> [Work to do]:
Present each line of the entries below as a row of a Markdown table with the columns "No." and "Line", numbering the rows and omitting blank lines.

## START

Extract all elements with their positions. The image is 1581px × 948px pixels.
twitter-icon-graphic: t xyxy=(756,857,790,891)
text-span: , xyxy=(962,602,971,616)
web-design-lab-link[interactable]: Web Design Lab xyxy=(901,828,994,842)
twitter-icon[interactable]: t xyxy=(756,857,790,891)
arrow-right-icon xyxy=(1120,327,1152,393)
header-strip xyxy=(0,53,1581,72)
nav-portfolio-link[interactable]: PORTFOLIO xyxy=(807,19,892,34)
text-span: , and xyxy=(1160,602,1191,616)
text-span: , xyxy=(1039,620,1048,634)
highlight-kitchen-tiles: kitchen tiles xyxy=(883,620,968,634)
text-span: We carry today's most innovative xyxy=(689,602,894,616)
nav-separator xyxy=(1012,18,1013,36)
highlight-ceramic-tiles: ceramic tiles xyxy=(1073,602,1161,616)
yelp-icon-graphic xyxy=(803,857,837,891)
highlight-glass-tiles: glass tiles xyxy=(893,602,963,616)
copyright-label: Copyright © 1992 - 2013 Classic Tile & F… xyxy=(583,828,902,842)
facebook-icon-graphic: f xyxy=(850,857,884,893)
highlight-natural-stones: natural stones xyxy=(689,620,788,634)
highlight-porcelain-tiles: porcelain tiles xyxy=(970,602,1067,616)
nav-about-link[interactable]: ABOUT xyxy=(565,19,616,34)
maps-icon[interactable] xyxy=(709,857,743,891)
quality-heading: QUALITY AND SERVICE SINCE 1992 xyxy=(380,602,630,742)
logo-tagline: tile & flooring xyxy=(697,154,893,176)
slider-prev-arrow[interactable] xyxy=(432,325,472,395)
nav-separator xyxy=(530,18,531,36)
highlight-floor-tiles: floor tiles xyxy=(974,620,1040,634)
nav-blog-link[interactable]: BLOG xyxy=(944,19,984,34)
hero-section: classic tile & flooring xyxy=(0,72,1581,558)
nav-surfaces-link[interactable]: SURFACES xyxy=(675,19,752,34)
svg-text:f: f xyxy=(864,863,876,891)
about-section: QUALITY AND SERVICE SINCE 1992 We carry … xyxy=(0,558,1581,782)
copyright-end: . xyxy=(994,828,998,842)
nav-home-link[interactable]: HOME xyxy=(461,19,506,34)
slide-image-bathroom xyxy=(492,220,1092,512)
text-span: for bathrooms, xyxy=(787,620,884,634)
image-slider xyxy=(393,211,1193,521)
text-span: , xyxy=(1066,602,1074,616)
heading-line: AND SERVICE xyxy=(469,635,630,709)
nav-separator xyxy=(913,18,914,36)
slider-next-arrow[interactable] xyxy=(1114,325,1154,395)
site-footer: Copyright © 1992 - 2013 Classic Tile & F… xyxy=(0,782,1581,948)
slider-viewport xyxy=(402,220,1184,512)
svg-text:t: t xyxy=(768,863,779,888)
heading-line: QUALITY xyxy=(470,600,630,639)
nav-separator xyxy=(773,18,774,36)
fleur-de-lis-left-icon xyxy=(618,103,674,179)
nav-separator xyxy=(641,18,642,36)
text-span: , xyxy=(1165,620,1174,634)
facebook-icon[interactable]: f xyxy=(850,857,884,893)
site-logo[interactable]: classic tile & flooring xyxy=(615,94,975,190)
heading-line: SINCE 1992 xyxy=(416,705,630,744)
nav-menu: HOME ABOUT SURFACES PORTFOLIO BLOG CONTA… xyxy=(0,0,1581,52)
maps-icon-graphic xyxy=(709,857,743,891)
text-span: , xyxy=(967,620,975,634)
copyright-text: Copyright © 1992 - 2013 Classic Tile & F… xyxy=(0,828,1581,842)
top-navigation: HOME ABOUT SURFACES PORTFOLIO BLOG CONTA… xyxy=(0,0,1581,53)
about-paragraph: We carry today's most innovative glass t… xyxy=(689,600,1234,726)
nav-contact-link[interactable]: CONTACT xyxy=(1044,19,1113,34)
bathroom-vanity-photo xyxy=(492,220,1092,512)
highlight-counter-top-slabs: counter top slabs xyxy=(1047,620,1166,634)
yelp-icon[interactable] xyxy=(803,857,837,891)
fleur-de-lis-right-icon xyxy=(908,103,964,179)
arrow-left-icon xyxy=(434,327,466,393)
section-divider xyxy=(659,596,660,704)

## END

> [Expected answer]:
| No. | Line |
|---|---|
| 1 | Extract all elements with their positions. The image is 1581px × 948px pixels. |
| 2 | twitter-icon-graphic: t xyxy=(756,857,790,891) |
| 3 | text-span: , xyxy=(962,602,971,616) |
| 4 | web-design-lab-link[interactable]: Web Design Lab xyxy=(901,828,994,842) |
| 5 | twitter-icon[interactable]: t xyxy=(756,857,790,891) |
| 6 | arrow-right-icon xyxy=(1120,327,1152,393) |
| 7 | header-strip xyxy=(0,53,1581,72) |
| 8 | nav-portfolio-link[interactable]: PORTFOLIO xyxy=(807,19,892,34) |
| 9 | text-span: , and xyxy=(1160,602,1191,616) |
| 10 | text-span: , xyxy=(1039,620,1048,634) |
| 11 | highlight-kitchen-tiles: kitchen tiles xyxy=(883,620,968,634) |
| 12 | text-span: We carry today's most innovative xyxy=(689,602,894,616) |
| 13 | nav-separator xyxy=(1012,18,1013,36) |
| 14 | highlight-ceramic-tiles: ceramic tiles xyxy=(1073,602,1161,616) |
| 15 | yelp-icon-graphic xyxy=(803,857,837,891) |
| 16 | highlight-glass-tiles: glass tiles xyxy=(893,602,963,616) |
| 17 | copyright-label: Copyright © 1992 - 2013 Classic Tile & F… xyxy=(583,828,902,842) |
| 18 | facebook-icon-graphic: f xyxy=(850,857,884,893) |
| 19 | highlight-natural-stones: natural stones xyxy=(689,620,788,634) |
| 20 | highlight-porcelain-tiles: porcelain tiles xyxy=(970,602,1067,616) |
| 21 | nav-about-link[interactable]: ABOUT xyxy=(565,19,616,34) |
| 22 | maps-icon[interactable] xyxy=(709,857,743,891) |
| 23 | quality-heading: QUALITY AND SERVICE SINCE 1992 xyxy=(380,602,630,742) |
| 24 | logo-tagline: tile & flooring xyxy=(697,154,893,176) |
| 25 | slider-prev-arrow[interactable] xyxy=(432,325,472,395) |
| 26 | nav-separator xyxy=(530,18,531,36) |
| 27 | highlight-floor-tiles: floor tiles xyxy=(974,620,1040,634) |
| 28 | nav-blog-link[interactable]: BLOG xyxy=(944,19,984,34) |
| 29 | hero-section: classic tile & flooring xyxy=(0,72,1581,558) |
| 30 | nav-surfaces-link[interactable]: SURFACES xyxy=(675,19,752,34) |
| 31 | svg-text:f: f xyxy=(864,863,876,891) |
| 32 | about-section: QUALITY AND SERVICE SINCE 1992 We carry … xyxy=(0,558,1581,782) |
| 33 | copyright-end: . xyxy=(994,828,998,842) |
| 34 | nav-home-link[interactable]: HOME xyxy=(461,19,506,34) |
| 35 | slide-image-bathroom xyxy=(492,220,1092,512) |
| 36 | text-span: for bathrooms, xyxy=(787,620,884,634) |
| 37 | image-slider xyxy=(393,211,1193,521) |
| 38 | text-span: , xyxy=(1066,602,1074,616) |
| 39 | heading-line: AND SERVICE xyxy=(469,635,630,709) |
| 40 | nav-separator xyxy=(913,18,914,36) |
| 41 | slider-next-arrow[interactable] xyxy=(1114,325,1154,395) |
| 42 | site-footer: Copyright © 1992 - 2013 Classic Tile & F… xyxy=(0,782,1581,948) |
| 43 | slider-viewport xyxy=(402,220,1184,512) |
| 44 | svg-text:t: t xyxy=(768,863,779,888) |
| 45 | heading-line: QUALITY xyxy=(470,600,630,639) |
| 46 | nav-separator xyxy=(773,18,774,36) |
| 47 | fleur-de-lis-left-icon xyxy=(618,103,674,179) |
| 48 | nav-separator xyxy=(641,18,642,36) |
| 49 | text-span: , xyxy=(1165,620,1174,634) |
| 50 | facebook-icon[interactable]: f xyxy=(850,857,884,893) |
| 51 | site-logo[interactable]: classic tile & flooring xyxy=(615,94,975,190) |
| 52 | heading-line: SINCE 1992 xyxy=(416,705,630,744) |
| 53 | nav-menu: HOME ABOUT SURFACES PORTFOLIO BLOG CONTA… xyxy=(0,0,1581,52) |
| 54 | maps-icon-graphic xyxy=(709,857,743,891) |
| 55 | text-span: , xyxy=(967,620,975,634) |
| 56 | copyright-text: Copyright © 1992 - 2013 Classic Tile & F… xyxy=(0,828,1581,842) |
| 57 | top-navigation: HOME ABOUT SURFACES PORTFOLIO BLOG CONTA… xyxy=(0,0,1581,53) |
| 58 | about-paragraph: We carry today's most innovative glass t… xyxy=(689,600,1234,726) |
| 59 | nav-contact-link[interactable]: CONTACT xyxy=(1044,19,1113,34) |
| 60 | bathroom-vanity-photo xyxy=(492,220,1092,512) |
| 61 | highlight-counter-top-slabs: counter top slabs xyxy=(1047,620,1166,634) |
| 62 | yelp-icon[interactable] xyxy=(803,857,837,891) |
| 63 | fleur-de-lis-right-icon xyxy=(908,103,964,179) |
| 64 | arrow-left-icon xyxy=(434,327,466,393) |
| 65 | section-divider xyxy=(659,596,660,704) |